**Objective**
Pictures stay out; everything else in the records below is copied exactly.

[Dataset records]
○ ○ ○
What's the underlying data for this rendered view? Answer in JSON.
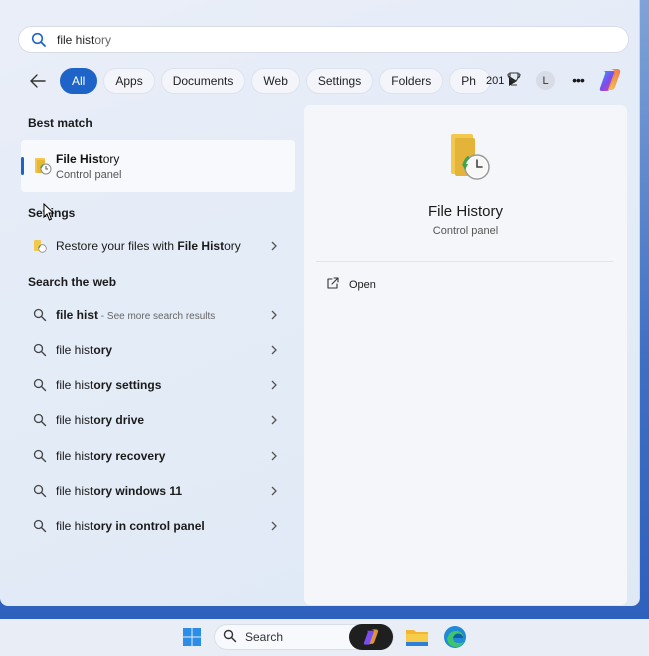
{
  "search": {
    "query_typed": "file hist",
    "query_suggested": "ory"
  },
  "filters": {
    "tabs": [
      {
        "label": "All",
        "active": true
      },
      {
        "label": "Apps",
        "active": false
      },
      {
        "label": "Documents",
        "active": false
      },
      {
        "label": "Web",
        "active": false
      },
      {
        "label": "Settings",
        "active": false
      },
      {
        "label": "Folders",
        "active": false
      },
      {
        "label": "Ph",
        "active": false
      }
    ],
    "points": "201",
    "avatar_initial": "L"
  },
  "sections": {
    "best_match": "Best match",
    "settings": "Settings",
    "web": "Search the web"
  },
  "best_match": {
    "name_bold": "File Hist",
    "name_rest": "ory",
    "subtitle": "Control panel"
  },
  "settings_item": {
    "text": "Restore your files with ",
    "bold": "File Hist",
    "rest": "ory"
  },
  "web_results": [
    {
      "bold": "file hist",
      "rest": "",
      "muted": " - See more search results"
    },
    {
      "bold": "file hist",
      "rest": "ory",
      "muted": ""
    },
    {
      "bold": "file hist",
      "rest": "ory settings",
      "muted": ""
    },
    {
      "bold": "file hist",
      "rest": "ory drive",
      "muted": ""
    },
    {
      "bold": "file hist",
      "rest": "ory recovery",
      "muted": ""
    },
    {
      "bold": "file hist",
      "rest": "ory windows 11",
      "muted": ""
    },
    {
      "bold": "file hist",
      "rest": "ory in control panel",
      "muted": ""
    }
  ],
  "preview": {
    "title": "File History",
    "subtitle": "Control panel",
    "open_label": "Open"
  },
  "taskbar": {
    "search_label": "Search"
  },
  "colors": {
    "accent": "#1e64c8",
    "folder_yellow": "#f2c94c",
    "history_green": "#3fa34d"
  }
}
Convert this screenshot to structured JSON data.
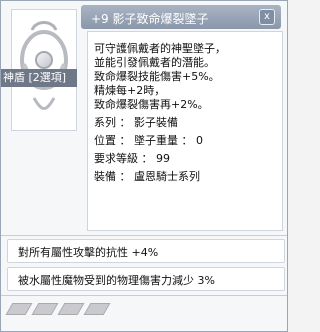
{
  "window": {
    "title": "+9 影子致命爆裂墜子",
    "close_label": "x",
    "badge": "神盾 [2選項]"
  },
  "desc": {
    "lines": [
      "可守護佩戴者的神聖墜子，",
      "並能引發佩戴者的潛能。",
      "致命爆裂技能傷害+5%。",
      "精煉每+2時，",
      "致命爆裂傷害再+2%。",
      "系列 ： 影子裝備",
      "位置 ： 墜子重量 ： 0",
      "要求等級 ： 99",
      "裝備 ： 盧恩騎士系列"
    ]
  },
  "options": [
    "對所有屬性攻擊的抗性 +4%",
    "被水屬性魔物受到的物理傷害力減少 3%"
  ]
}
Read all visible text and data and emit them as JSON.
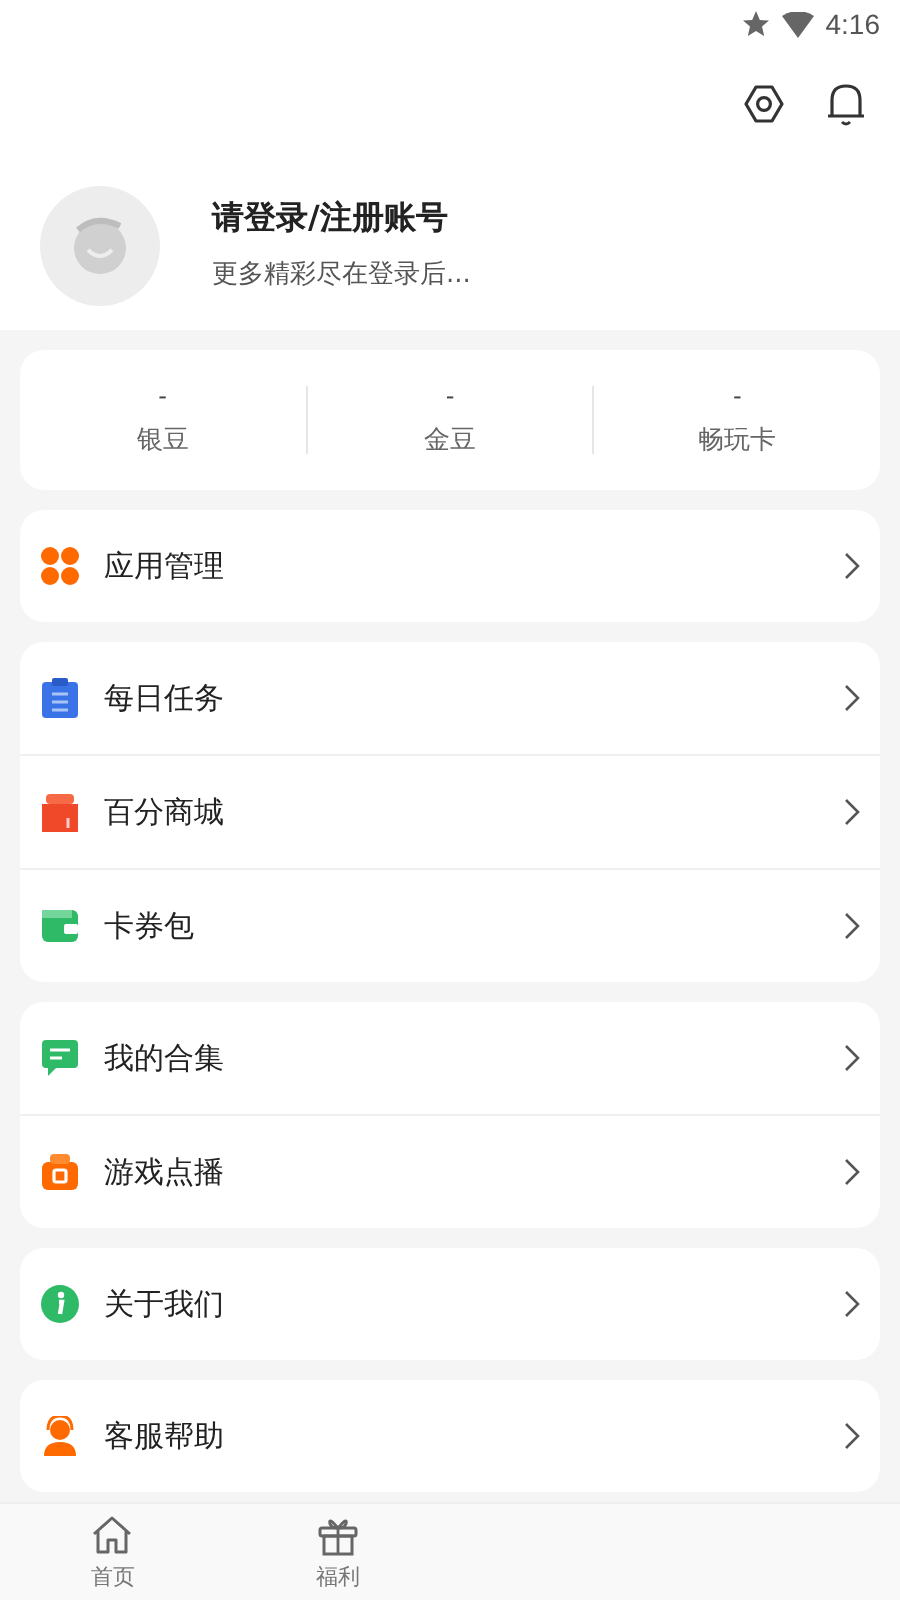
{
  "status_bar": {
    "time": "4:16"
  },
  "profile": {
    "title": "请登录/注册账号",
    "subtitle": "更多精彩尽在登录后..."
  },
  "stats": [
    {
      "value": "-",
      "label": "银豆"
    },
    {
      "value": "-",
      "label": "金豆"
    },
    {
      "value": "-",
      "label": "畅玩卡"
    }
  ],
  "menu_groups": [
    {
      "items": [
        {
          "kind": "apps",
          "label": "应用管理"
        }
      ]
    },
    {
      "items": [
        {
          "kind": "tasks",
          "label": "每日任务"
        },
        {
          "kind": "gift",
          "label": "百分商城"
        },
        {
          "kind": "wallet",
          "label": "卡券包"
        }
      ]
    },
    {
      "items": [
        {
          "kind": "chat",
          "label": "我的合集"
        },
        {
          "kind": "video",
          "label": "游戏点播"
        }
      ]
    },
    {
      "items": [
        {
          "kind": "info",
          "label": "关于我们"
        }
      ]
    },
    {
      "items": [
        {
          "kind": "support",
          "label": "客服帮助"
        }
      ]
    }
  ],
  "bottom_nav": [
    {
      "kind": "home",
      "label": "首页",
      "selected": false
    },
    {
      "kind": "gift",
      "label": "福利",
      "selected": false
    }
  ]
}
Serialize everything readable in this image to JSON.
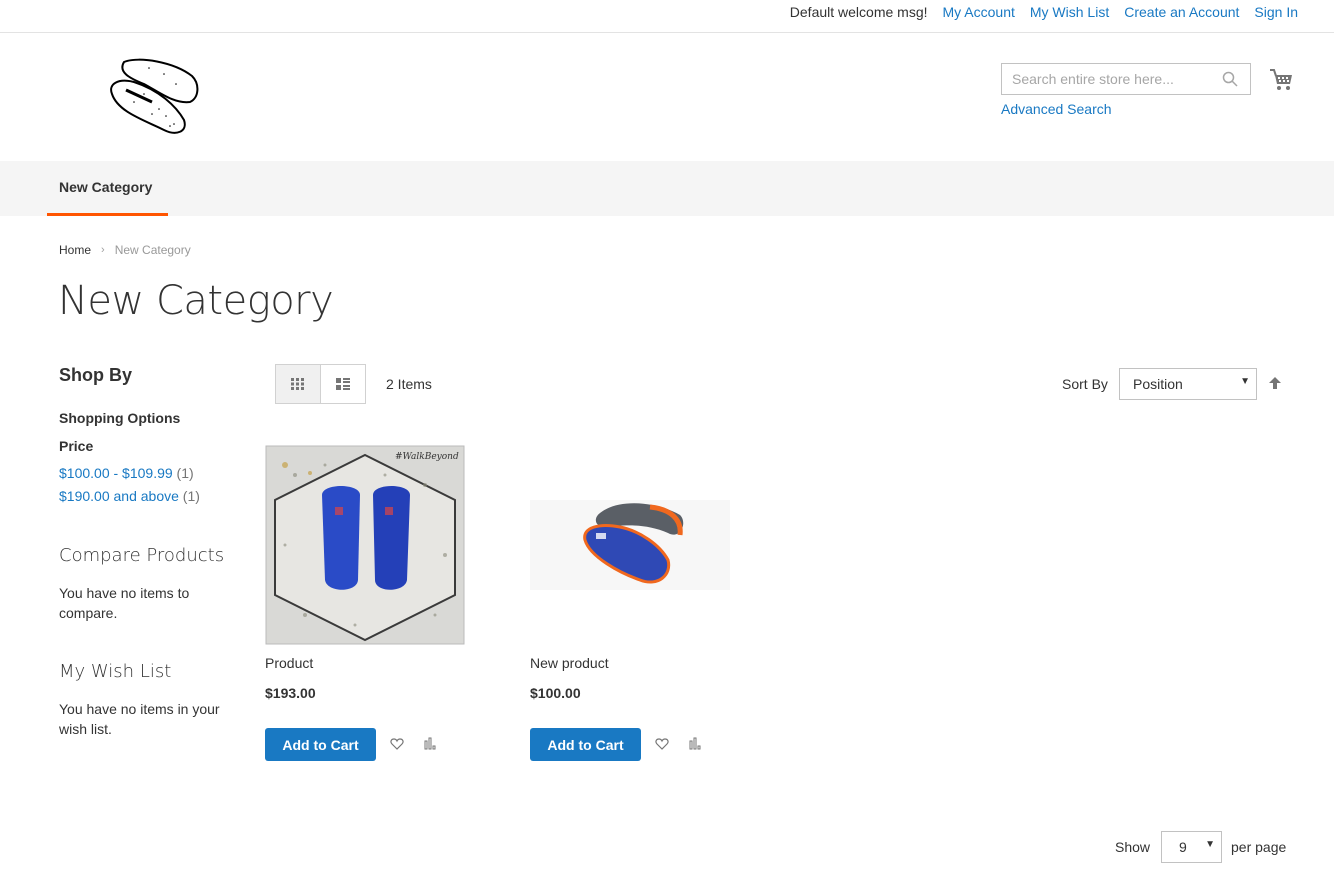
{
  "topbar": {
    "welcome": "Default welcome msg!",
    "links": [
      "My Account",
      "My Wish List",
      "Create an Account",
      "Sign In"
    ]
  },
  "header": {
    "logo_alt": "insoles-logo",
    "search_placeholder": "Search entire store here...",
    "advanced_search": "Advanced Search",
    "cart_icon": "shopping-cart-icon"
  },
  "nav": {
    "items": [
      "New Category"
    ],
    "active_color": "#ff5501"
  },
  "breadcrumbs": {
    "home": "Home",
    "separator": "›",
    "current": "New Category"
  },
  "page_title": "New Category",
  "sidebar": {
    "shop_by": "Shop By",
    "shopping_options": "Shopping Options",
    "price_label": "Price",
    "filters": [
      {
        "label": "$100.00 - $109.99",
        "count": "(1)"
      },
      {
        "label": "$190.00 and above",
        "count": "(1)"
      }
    ],
    "compare_title": "Compare Products",
    "compare_text": "You have no items to compare.",
    "wishlist_title": "My Wish List",
    "wishlist_text": "You have no items in your wish list."
  },
  "toolbar": {
    "items_count": "2 Items",
    "sort_label": "Sort By",
    "sort_value": "Position",
    "show_label": "Show",
    "limit_value": "9",
    "per_page": "per page"
  },
  "products": [
    {
      "name": "Product",
      "price": "$193.00",
      "add_to_cart": "Add to Cart",
      "image_caption": "#WalkBeyond"
    },
    {
      "name": "New product",
      "price": "$100.00",
      "add_to_cart": "Add to Cart"
    }
  ],
  "colors": {
    "link": "#1979c3",
    "button": "#1979c3",
    "nav_bg": "#f5f5f5",
    "accent": "#ff5501"
  }
}
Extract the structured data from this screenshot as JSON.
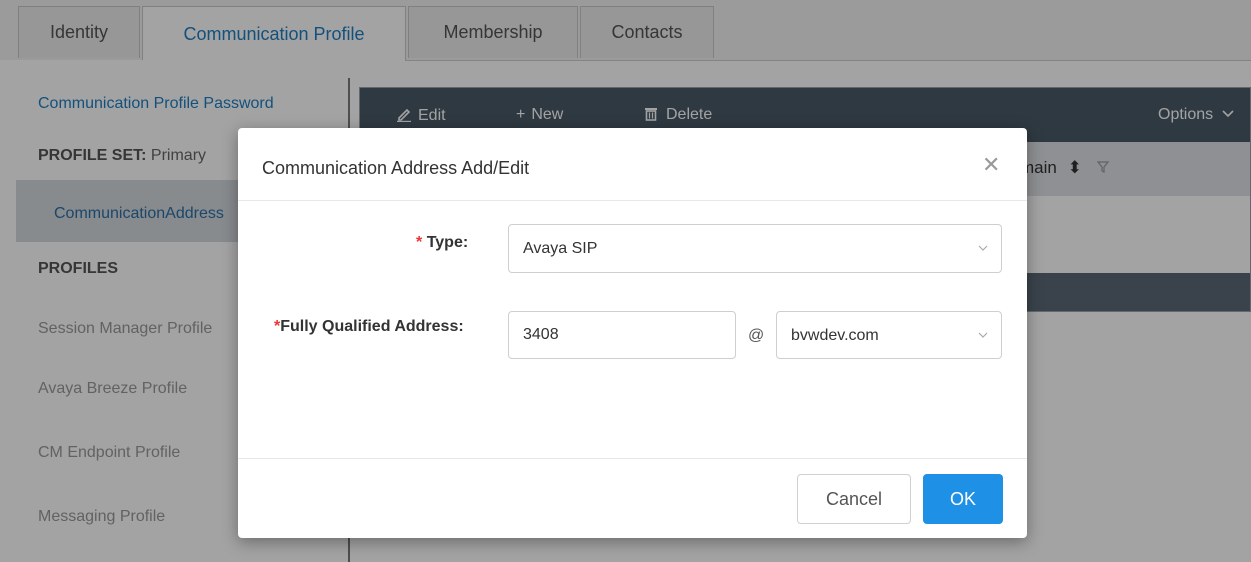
{
  "tabs": [
    {
      "label": "Identity"
    },
    {
      "label": "Communication Profile"
    },
    {
      "label": "Membership"
    },
    {
      "label": "Contacts"
    }
  ],
  "leftnav": {
    "password_link": "Communication Profile Password",
    "profile_set_label": "PROFILE SET:",
    "profile_set_value": "Primary",
    "selected_item": "CommunicationAddress",
    "profiles_heading": "PROFILES",
    "items": [
      {
        "label": "Session Manager Profile"
      },
      {
        "label": "Avaya Breeze Profile"
      },
      {
        "label": "CM Endpoint Profile"
      },
      {
        "label": "Messaging Profile"
      }
    ]
  },
  "toolbar": {
    "edit_label": "Edit",
    "new_label": "New",
    "delete_label": "Delete",
    "options_label": "Options"
  },
  "table": {
    "domain_header": "main"
  },
  "modal": {
    "title": "Communication Address Add/Edit",
    "type_label": "Type",
    "type_value": "Avaya SIP",
    "fqa_label": "Fully Qualified Address",
    "fqa_value": "3408",
    "at_sign": "@",
    "domain_value": "bvwdev.com",
    "cancel_label": "Cancel",
    "ok_label": "OK"
  },
  "colors": {
    "accent": "#1f7fc4",
    "toolbar": "#4a5967",
    "ok_button": "#1e90e6",
    "required": "#e33333"
  }
}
○ ○ ○
**Result**
What's the underlying data for this rendered view? Answer in JSON.
{
  "search": {
    "query_typed": "file hist",
    "query_suggested": "ory"
  },
  "filters": {
    "tabs": [
      {
        "label": "All",
        "active": true
      },
      {
        "label": "Apps",
        "active": false
      },
      {
        "label": "Documents",
        "active": false
      },
      {
        "label": "Web",
        "active": false
      },
      {
        "label": "Settings",
        "active": false
      },
      {
        "label": "Folders",
        "active": false
      },
      {
        "label": "Ph",
        "active": false
      }
    ],
    "points": "201",
    "avatar_initial": "L"
  },
  "sections": {
    "best_match": "Best match",
    "settings": "Settings",
    "web": "Search the web"
  },
  "best_match": {
    "name_bold": "File Hist",
    "name_rest": "ory",
    "subtitle": "Control panel"
  },
  "settings_item": {
    "text": "Restore your files with ",
    "bold": "File Hist",
    "rest": "ory"
  },
  "web_results": [
    {
      "bold": "file hist",
      "rest": "",
      "muted": " - See more search results"
    },
    {
      "bold": "file hist",
      "rest": "ory",
      "muted": ""
    },
    {
      "bold": "file hist",
      "rest": "ory settings",
      "muted": ""
    },
    {
      "bold": "file hist",
      "rest": "ory drive",
      "muted": ""
    },
    {
      "bold": "file hist",
      "rest": "ory recovery",
      "muted": ""
    },
    {
      "bold": "file hist",
      "rest": "ory windows 11",
      "muted": ""
    },
    {
      "bold": "file hist",
      "rest": "ory in control panel",
      "muted": ""
    }
  ],
  "preview": {
    "title": "File History",
    "subtitle": "Control panel",
    "open_label": "Open"
  },
  "taskbar": {
    "search_label": "Search"
  },
  "colors": {
    "accent": "#1e64c8",
    "folder_yellow": "#f2c94c",
    "history_green": "#3fa34d"
  }
}
Convert this screenshot to structured JSON data.
{
  "window": {
    "title": "+9 影子致命爆裂墜子",
    "close_label": "x",
    "badge": "神盾 [2選項]"
  },
  "desc": {
    "lines": [
      "可守護佩戴者的神聖墜子，",
      "並能引發佩戴者的潛能。",
      "致命爆裂技能傷害+5%。",
      "精煉每+2時，",
      "致命爆裂傷害再+2%。",
      "系列 ： 影子裝備",
      "位置 ： 墜子重量 ： 0",
      "要求等級 ： 99",
      "裝備 ： 盧恩騎士系列"
    ]
  },
  "options": [
    "對所有屬性攻擊的抗性 +4%",
    "被水屬性魔物受到的物理傷害力減少 3%"
  ]
}
Read all visible text and data and emit them as JSON.
{
  "status_bar": {
    "time": "4:16"
  },
  "profile": {
    "title": "请登录/注册账号",
    "subtitle": "更多精彩尽在登录后..."
  },
  "stats": [
    {
      "value": "-",
      "label": "银豆"
    },
    {
      "value": "-",
      "label": "金豆"
    },
    {
      "value": "-",
      "label": "畅玩卡"
    }
  ],
  "menu_groups": [
    {
      "items": [
        {
          "kind": "apps",
          "label": "应用管理"
        }
      ]
    },
    {
      "items": [
        {
          "kind": "tasks",
          "label": "每日任务"
        },
        {
          "kind": "gift",
          "label": "百分商城"
        },
        {
          "kind": "wallet",
          "label": "卡券包"
        }
      ]
    },
    {
      "items": [
        {
          "kind": "chat",
          "label": "我的合集"
        },
        {
          "kind": "video",
          "label": "游戏点播"
        }
      ]
    },
    {
      "items": [
        {
          "kind": "info",
          "label": "关于我们"
        }
      ]
    },
    {
      "items": [
        {
          "kind": "support",
          "label": "客服帮助"
        }
      ]
    }
  ],
  "bottom_nav": [
    {
      "kind": "home",
      "label": "首页",
      "selected": false
    },
    {
      "kind": "gift",
      "label": "福利",
      "selected": false
    }
  ]
}
Serialize everything readable in this image to JSON.
{
  "topbar": {
    "welcome": "Default welcome msg!",
    "links": [
      "My Account",
      "My Wish List",
      "Create an Account",
      "Sign In"
    ]
  },
  "header": {
    "logo_alt": "insoles-logo",
    "search_placeholder": "Search entire store here...",
    "advanced_search": "Advanced Search",
    "cart_icon": "shopping-cart-icon"
  },
  "nav": {
    "items": [
      "New Category"
    ],
    "active_color": "#ff5501"
  },
  "breadcrumbs": {
    "home": "Home",
    "separator": "›",
    "current": "New Category"
  },
  "page_title": "New Category",
  "sidebar": {
    "shop_by": "Shop By",
    "shopping_options": "Shopping Options",
    "price_label": "Price",
    "filters": [
      {
        "label": "$100.00 - $109.99",
        "count": "(1)"
      },
      {
        "label": "$190.00 and above",
        "count": "(1)"
      }
    ],
    "compare_title": "Compare Products",
    "compare_text": "You have no items to compare.",
    "wishlist_title": "My Wish List",
    "wishlist_text": "You have no items in your wish list."
  },
  "toolbar": {
    "items_count": "2 Items",
    "sort_label": "Sort By",
    "sort_value": "Position",
    "show_label": "Show",
    "limit_value": "9",
    "per_page": "per page"
  },
  "products": [
    {
      "name": "Product",
      "price": "$193.00",
      "add_to_cart": "Add to Cart",
      "image_caption": "#WalkBeyond"
    },
    {
      "name": "New product",
      "price": "$100.00",
      "add_to_cart": "Add to Cart"
    }
  ],
  "colors": {
    "link": "#1979c3",
    "button": "#1979c3",
    "nav_bg": "#f5f5f5",
    "accent": "#ff5501"
  }
}
Extract the structured data from this screenshot as JSON.
{
  "tabs": [
    {
      "label": "Identity"
    },
    {
      "label": "Communication Profile"
    },
    {
      "label": "Membership"
    },
    {
      "label": "Contacts"
    }
  ],
  "leftnav": {
    "password_link": "Communication Profile Password",
    "profile_set_label": "PROFILE SET:",
    "profile_set_value": "Primary",
    "selected_item": "CommunicationAddress",
    "profiles_heading": "PROFILES",
    "items": [
      {
        "label": "Session Manager Profile"
      },
      {
        "label": "Avaya Breeze Profile"
      },
      {
        "label": "CM Endpoint Profile"
      },
      {
        "label": "Messaging Profile"
      }
    ]
  },
  "toolbar": {
    "edit_label": "Edit",
    "new_label": "New",
    "delete_label": "Delete",
    "options_label": "Options"
  },
  "table": {
    "domain_header": "main"
  },
  "modal": {
    "title": "Communication Address Add/Edit",
    "type_label": "Type",
    "type_value": "Avaya SIP",
    "fqa_label": "Fully Qualified Address",
    "fqa_value": "3408",
    "at_sign": "@",
    "domain_value": "bvwdev.com",
    "cancel_label": "Cancel",
    "ok_label": "OK"
  },
  "colors": {
    "accent": "#1f7fc4",
    "toolbar": "#4a5967",
    "ok_button": "#1e90e6",
    "required": "#e33333"
  }
}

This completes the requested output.